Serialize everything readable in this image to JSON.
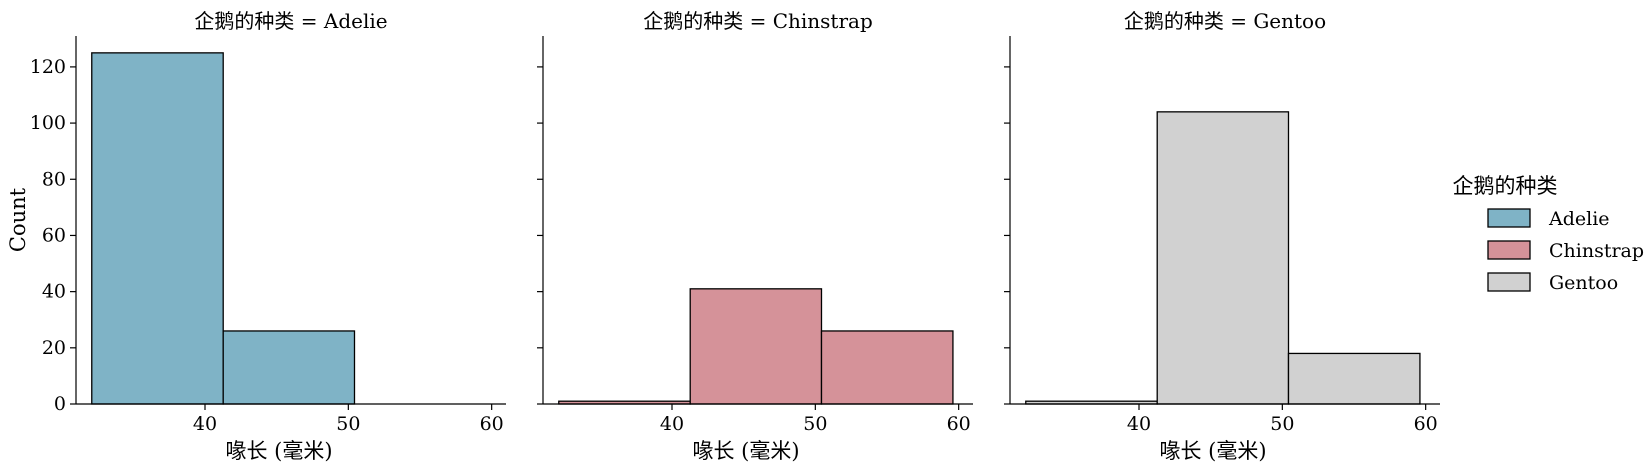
{
  "chart_data": {
    "type": "bar",
    "subtype": "faceted-histogram",
    "facet_variable_label": "企鹅的种类",
    "facet_titles": [
      "企鹅的种类 = Adelie",
      "企鹅的种类 = Chinstrap",
      "企鹅的种类 = Gentoo"
    ],
    "xlabel": "喙长 (毫米)",
    "ylabel": "Count",
    "xlim": [
      31,
      61
    ],
    "ylim": [
      0,
      131
    ],
    "x_ticks": [
      40,
      50,
      60
    ],
    "y_ticks": [
      0,
      20,
      40,
      60,
      80,
      100,
      120
    ],
    "bin_edges": [
      32.1,
      41.27,
      50.43,
      59.6
    ],
    "series": [
      {
        "name": "Adelie",
        "color": "#7fb3c6",
        "values": [
          125,
          26,
          0
        ]
      },
      {
        "name": "Chinstrap",
        "color": "#d59299",
        "values": [
          1,
          41,
          26
        ]
      },
      {
        "name": "Gentoo",
        "color": "#d1d1d1",
        "values": [
          1,
          104,
          18
        ]
      }
    ],
    "legend": {
      "title": "企鹅的种类",
      "position": "right",
      "entries": [
        "Adelie",
        "Chinstrap",
        "Gentoo"
      ]
    },
    "grid": false
  }
}
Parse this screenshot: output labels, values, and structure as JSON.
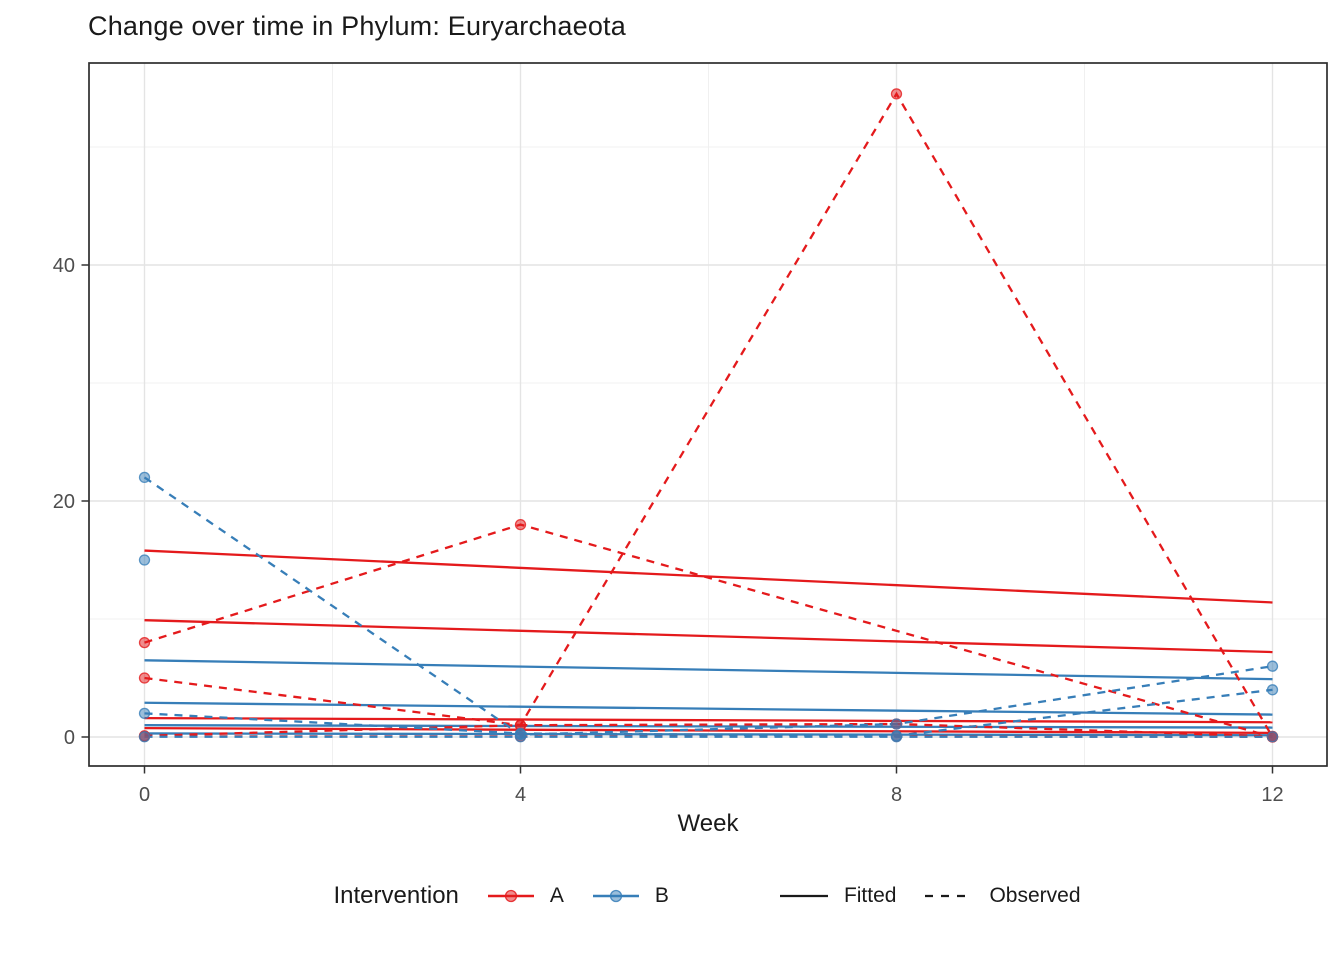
{
  "chart_data": {
    "type": "line",
    "title": "Change over time in Phylum: Euryarchaeota",
    "xlabel": "Week",
    "ylabel": "",
    "x_ticks": [
      0,
      4,
      8,
      12
    ],
    "x_minor_ticks": [
      2,
      6,
      10
    ],
    "y_ticks": [
      0,
      20,
      40
    ],
    "y_minor_ticks": [
      10,
      30,
      50
    ],
    "xlim": [
      -0.6,
      12.6
    ],
    "ylim": [
      -2.9,
      57.1
    ],
    "grid": true,
    "panel_border_color": "#2d2d2d",
    "grid_major_color": "#e4e4e4",
    "grid_minor_color": "#f0f0f0",
    "tick_label_color": "#4d4d4d",
    "legend": {
      "title": "Intervention",
      "position": "bottom",
      "groups": [
        {
          "label": "A",
          "color": "#E41A1C"
        },
        {
          "label": "B",
          "color": "#377EB8"
        }
      ],
      "linetypes": [
        {
          "label": "Fitted",
          "style": "solid"
        },
        {
          "label": "Observed",
          "style": "dashed"
        }
      ]
    },
    "series": [
      {
        "group": "A",
        "linetype": "Fitted",
        "points": [
          [
            0,
            15.8
          ],
          [
            12,
            11.4
          ]
        ]
      },
      {
        "group": "A",
        "linetype": "Fitted",
        "points": [
          [
            0,
            9.9
          ],
          [
            12,
            7.2
          ]
        ]
      },
      {
        "group": "A",
        "linetype": "Fitted",
        "points": [
          [
            0,
            1.6
          ],
          [
            12,
            1.25
          ]
        ]
      },
      {
        "group": "A",
        "linetype": "Fitted",
        "points": [
          [
            0,
            0.75
          ],
          [
            12,
            0.35
          ]
        ]
      },
      {
        "group": "B",
        "linetype": "Fitted",
        "points": [
          [
            0,
            6.5
          ],
          [
            12,
            4.9
          ]
        ]
      },
      {
        "group": "B",
        "linetype": "Fitted",
        "points": [
          [
            0,
            2.9
          ],
          [
            12,
            1.9
          ]
        ]
      },
      {
        "group": "B",
        "linetype": "Fitted",
        "points": [
          [
            0,
            1.0
          ],
          [
            12,
            0.8
          ]
        ]
      },
      {
        "group": "B",
        "linetype": "Fitted",
        "points": [
          [
            0,
            0.3
          ],
          [
            12,
            0.15
          ]
        ]
      },
      {
        "group": "A",
        "linetype": "Observed",
        "points": [
          [
            0,
            8
          ],
          [
            4,
            18
          ],
          [
            12,
            0
          ]
        ]
      },
      {
        "group": "A",
        "linetype": "Observed",
        "points": [
          [
            0,
            5
          ],
          [
            4,
            1
          ],
          [
            8,
            54.5
          ],
          [
            12,
            0
          ]
        ]
      },
      {
        "group": "A",
        "linetype": "Observed",
        "points": [
          [
            0,
            0.1
          ],
          [
            4,
            1
          ],
          [
            8,
            1.1
          ],
          [
            12,
            0.05
          ]
        ]
      },
      {
        "group": "A",
        "linetype": "Observed",
        "points": [
          [
            0,
            0.05
          ],
          [
            4,
            0.05
          ],
          [
            8,
            0.05
          ],
          [
            12,
            0.02
          ]
        ]
      },
      {
        "group": "B",
        "linetype": "Observed",
        "points": [
          [
            0,
            22
          ],
          [
            4,
            0.2
          ],
          [
            8,
            1.1
          ],
          [
            12,
            6
          ]
        ]
      },
      {
        "group": "B",
        "linetype": "Observed",
        "points": [
          [
            0,
            15
          ]
        ]
      },
      {
        "group": "B",
        "linetype": "Observed",
        "points": [
          [
            0,
            2
          ],
          [
            4,
            0.3
          ],
          [
            8,
            0.1
          ],
          [
            12,
            4
          ]
        ]
      },
      {
        "group": "B",
        "linetype": "Observed",
        "points": [
          [
            0,
            0.02
          ],
          [
            4,
            0.02
          ],
          [
            8,
            0.02
          ],
          [
            12,
            0.02
          ]
        ]
      }
    ]
  }
}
▬▬▬
▶ [Short task] Leave out the pictures and give the listing above again exactly.

▶ [Result below]
Serialize everything readable in this image to JSON.
{
  "chart_data": {
    "type": "bar",
    "subtype": "faceted-histogram",
    "facet_variable_label": "企鹅的种类",
    "facet_titles": [
      "企鹅的种类 = Adelie",
      "企鹅的种类 = Chinstrap",
      "企鹅的种类 = Gentoo"
    ],
    "xlabel": "喙长 (毫米)",
    "ylabel": "Count",
    "xlim": [
      31,
      61
    ],
    "ylim": [
      0,
      131
    ],
    "x_ticks": [
      40,
      50,
      60
    ],
    "y_ticks": [
      0,
      20,
      40,
      60,
      80,
      100,
      120
    ],
    "bin_edges": [
      32.1,
      41.27,
      50.43,
      59.6
    ],
    "series": [
      {
        "name": "Adelie",
        "color": "#7fb3c6",
        "values": [
          125,
          26,
          0
        ]
      },
      {
        "name": "Chinstrap",
        "color": "#d59299",
        "values": [
          1,
          41,
          26
        ]
      },
      {
        "name": "Gentoo",
        "color": "#d1d1d1",
        "values": [
          1,
          104,
          18
        ]
      }
    ],
    "legend": {
      "title": "企鹅的种类",
      "position": "right",
      "entries": [
        "Adelie",
        "Chinstrap",
        "Gentoo"
      ]
    },
    "grid": false
  }
}
Parse this screenshot: output labels, values, and structure as JSON.
{
  "chart_data": {
    "type": "line",
    "title": "Change over time in Phylum: Euryarchaeota",
    "xlabel": "Week",
    "ylabel": "",
    "x_ticks": [
      0,
      4,
      8,
      12
    ],
    "x_minor_ticks": [
      2,
      6,
      10
    ],
    "y_ticks": [
      0,
      20,
      40
    ],
    "y_minor_ticks": [
      10,
      30,
      50
    ],
    "xlim": [
      -0.6,
      12.6
    ],
    "ylim": [
      -2.9,
      57.1
    ],
    "grid": true,
    "panel_border_color": "#2d2d2d",
    "grid_major_color": "#e4e4e4",
    "grid_minor_color": "#f0f0f0",
    "tick_label_color": "#4d4d4d",
    "legend": {
      "title": "Intervention",
      "position": "bottom",
      "groups": [
        {
          "label": "A",
          "color": "#E41A1C"
        },
        {
          "label": "B",
          "color": "#377EB8"
        }
      ],
      "linetypes": [
        {
          "label": "Fitted",
          "style": "solid"
        },
        {
          "label": "Observed",
          "style": "dashed"
        }
      ]
    },
    "series": [
      {
        "group": "A",
        "linetype": "Fitted",
        "points": [
          [
            0,
            15.8
          ],
          [
            12,
            11.4
          ]
        ]
      },
      {
        "group": "A",
        "linetype": "Fitted",
        "points": [
          [
            0,
            9.9
          ],
          [
            12,
            7.2
          ]
        ]
      },
      {
        "group": "A",
        "linetype": "Fitted",
        "points": [
          [
            0,
            1.6
          ],
          [
            12,
            1.25
          ]
        ]
      },
      {
        "group": "A",
        "linetype": "Fitted",
        "points": [
          [
            0,
            0.75
          ],
          [
            12,
            0.35
          ]
        ]
      },
      {
        "group": "B",
        "linetype": "Fitted",
        "points": [
          [
            0,
            6.5
          ],
          [
            12,
            4.9
          ]
        ]
      },
      {
        "group": "B",
        "linetype": "Fitted",
        "points": [
          [
            0,
            2.9
          ],
          [
            12,
            1.9
          ]
        ]
      },
      {
        "group": "B",
        "linetype": "Fitted",
        "points": [
          [
            0,
            1.0
          ],
          [
            12,
            0.8
          ]
        ]
      },
      {
        "group": "B",
        "linetype": "Fitted",
        "points": [
          [
            0,
            0.3
          ],
          [
            12,
            0.15
          ]
        ]
      },
      {
        "group": "A",
        "linetype": "Observed",
        "points": [
          [
            0,
            8
          ],
          [
            4,
            18
          ],
          [
            12,
            0
          ]
        ]
      },
      {
        "group": "A",
        "linetype": "Observed",
        "points": [
          [
            0,
            5
          ],
          [
            4,
            1
          ],
          [
            8,
            54.5
          ],
          [
            12,
            0
          ]
        ]
      },
      {
        "group": "A",
        "linetype": "Observed",
        "points": [
          [
            0,
            0.1
          ],
          [
            4,
            1
          ],
          [
            8,
            1.1
          ],
          [
            12,
            0.05
          ]
        ]
      },
      {
        "group": "A",
        "linetype": "Observed",
        "points": [
          [
            0,
            0.05
          ],
          [
            4,
            0.05
          ],
          [
            8,
            0.05
          ],
          [
            12,
            0.02
          ]
        ]
      },
      {
        "group": "B",
        "linetype": "Observed",
        "points": [
          [
            0,
            22
          ],
          [
            4,
            0.2
          ],
          [
            8,
            1.1
          ],
          [
            12,
            6
          ]
        ]
      },
      {
        "group": "B",
        "linetype": "Observed",
        "points": [
          [
            0,
            15
          ]
        ]
      },
      {
        "group": "B",
        "linetype": "Observed",
        "points": [
          [
            0,
            2
          ],
          [
            4,
            0.3
          ],
          [
            8,
            0.1
          ],
          [
            12,
            4
          ]
        ]
      },
      {
        "group": "B",
        "linetype": "Observed",
        "points": [
          [
            0,
            0.02
          ],
          [
            4,
            0.02
          ],
          [
            8,
            0.02
          ],
          [
            12,
            0.02
          ]
        ]
      }
    ]
  }
}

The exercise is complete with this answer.